▼

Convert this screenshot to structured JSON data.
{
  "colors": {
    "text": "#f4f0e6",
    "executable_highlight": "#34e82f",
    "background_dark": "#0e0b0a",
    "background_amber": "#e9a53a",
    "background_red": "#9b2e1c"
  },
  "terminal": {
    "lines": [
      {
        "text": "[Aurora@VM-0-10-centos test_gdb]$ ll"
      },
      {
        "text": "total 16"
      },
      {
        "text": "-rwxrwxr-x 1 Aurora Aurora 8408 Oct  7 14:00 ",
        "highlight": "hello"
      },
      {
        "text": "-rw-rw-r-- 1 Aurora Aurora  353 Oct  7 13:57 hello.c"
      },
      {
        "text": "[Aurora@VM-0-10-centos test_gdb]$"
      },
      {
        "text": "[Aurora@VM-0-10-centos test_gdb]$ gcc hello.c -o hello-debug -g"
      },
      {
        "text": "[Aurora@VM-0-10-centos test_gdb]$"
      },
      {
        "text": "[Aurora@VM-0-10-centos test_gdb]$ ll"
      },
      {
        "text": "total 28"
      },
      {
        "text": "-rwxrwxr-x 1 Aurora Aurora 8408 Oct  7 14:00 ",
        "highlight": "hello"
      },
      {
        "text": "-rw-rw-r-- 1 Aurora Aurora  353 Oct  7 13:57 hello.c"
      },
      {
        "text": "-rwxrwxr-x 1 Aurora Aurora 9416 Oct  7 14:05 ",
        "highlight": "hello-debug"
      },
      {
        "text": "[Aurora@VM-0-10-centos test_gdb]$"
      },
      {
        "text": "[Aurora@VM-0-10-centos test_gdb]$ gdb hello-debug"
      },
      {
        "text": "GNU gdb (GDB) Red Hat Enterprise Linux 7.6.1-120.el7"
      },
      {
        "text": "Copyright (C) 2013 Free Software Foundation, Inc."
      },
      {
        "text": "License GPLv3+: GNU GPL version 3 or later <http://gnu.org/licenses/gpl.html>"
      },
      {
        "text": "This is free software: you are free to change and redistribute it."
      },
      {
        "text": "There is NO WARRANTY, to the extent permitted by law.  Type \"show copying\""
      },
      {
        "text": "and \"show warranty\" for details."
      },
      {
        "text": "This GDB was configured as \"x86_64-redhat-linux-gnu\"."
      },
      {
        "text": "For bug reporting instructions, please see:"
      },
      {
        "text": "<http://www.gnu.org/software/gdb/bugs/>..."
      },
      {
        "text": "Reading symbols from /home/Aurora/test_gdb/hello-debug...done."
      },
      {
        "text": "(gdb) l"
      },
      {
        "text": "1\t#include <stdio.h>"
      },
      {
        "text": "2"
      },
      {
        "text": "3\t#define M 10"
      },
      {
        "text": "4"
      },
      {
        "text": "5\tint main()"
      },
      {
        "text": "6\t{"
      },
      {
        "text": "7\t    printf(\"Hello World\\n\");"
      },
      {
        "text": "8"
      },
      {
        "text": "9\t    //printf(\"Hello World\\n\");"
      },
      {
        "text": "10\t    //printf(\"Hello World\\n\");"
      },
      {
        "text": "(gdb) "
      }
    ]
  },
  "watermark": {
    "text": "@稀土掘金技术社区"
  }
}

▲
▼

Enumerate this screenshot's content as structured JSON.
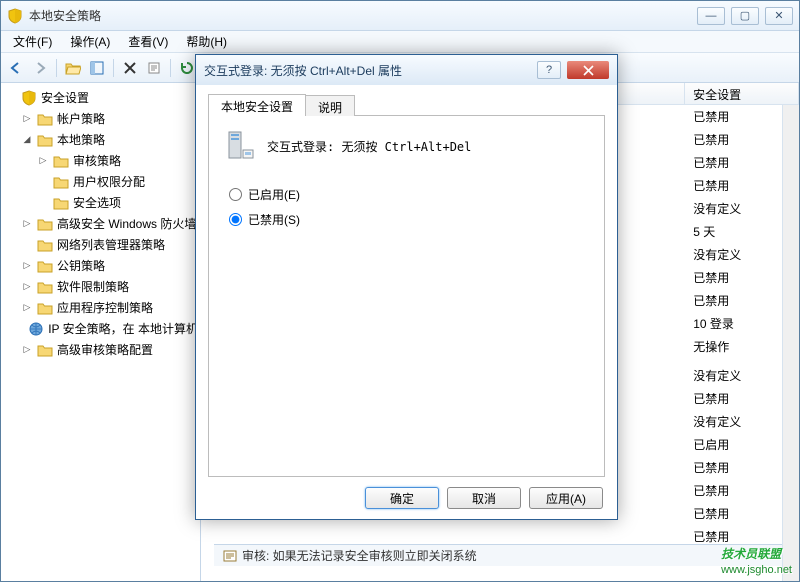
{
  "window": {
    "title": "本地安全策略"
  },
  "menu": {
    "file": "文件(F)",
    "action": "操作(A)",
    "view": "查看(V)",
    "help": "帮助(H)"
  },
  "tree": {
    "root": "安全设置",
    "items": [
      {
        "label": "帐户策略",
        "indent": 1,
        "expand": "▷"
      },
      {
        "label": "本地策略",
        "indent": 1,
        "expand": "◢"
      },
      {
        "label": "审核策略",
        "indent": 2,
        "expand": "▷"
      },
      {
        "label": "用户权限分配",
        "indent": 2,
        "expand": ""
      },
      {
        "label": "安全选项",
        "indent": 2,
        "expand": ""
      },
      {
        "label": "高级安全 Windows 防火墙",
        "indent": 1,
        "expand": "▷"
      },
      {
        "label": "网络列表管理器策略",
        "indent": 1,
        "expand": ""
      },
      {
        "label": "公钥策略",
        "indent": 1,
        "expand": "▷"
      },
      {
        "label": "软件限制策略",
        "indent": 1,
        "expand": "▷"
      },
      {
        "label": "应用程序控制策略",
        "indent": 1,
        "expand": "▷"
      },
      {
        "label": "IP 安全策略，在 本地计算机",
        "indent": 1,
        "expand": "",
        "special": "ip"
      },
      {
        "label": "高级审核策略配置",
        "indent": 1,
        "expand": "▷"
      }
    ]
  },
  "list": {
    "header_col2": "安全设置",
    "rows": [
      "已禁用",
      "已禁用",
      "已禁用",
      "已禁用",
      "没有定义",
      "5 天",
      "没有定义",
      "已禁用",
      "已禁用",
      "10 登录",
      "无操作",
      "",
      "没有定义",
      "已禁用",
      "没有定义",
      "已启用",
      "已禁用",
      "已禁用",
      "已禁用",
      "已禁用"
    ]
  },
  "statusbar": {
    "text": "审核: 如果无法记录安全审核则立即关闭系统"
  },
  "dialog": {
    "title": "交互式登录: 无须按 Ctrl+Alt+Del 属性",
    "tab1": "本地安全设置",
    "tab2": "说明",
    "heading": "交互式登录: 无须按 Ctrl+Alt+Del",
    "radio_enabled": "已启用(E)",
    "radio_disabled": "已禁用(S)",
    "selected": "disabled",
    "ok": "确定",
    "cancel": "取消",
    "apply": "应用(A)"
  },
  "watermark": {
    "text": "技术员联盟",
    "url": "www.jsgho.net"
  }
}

▲

=== Aim ===
Return a copy of every line that includes the word "structured".

=== Completed exercise ===
Convert this screenshot to structured JSON data.
Enumerate this screenshot's content as structured JSON.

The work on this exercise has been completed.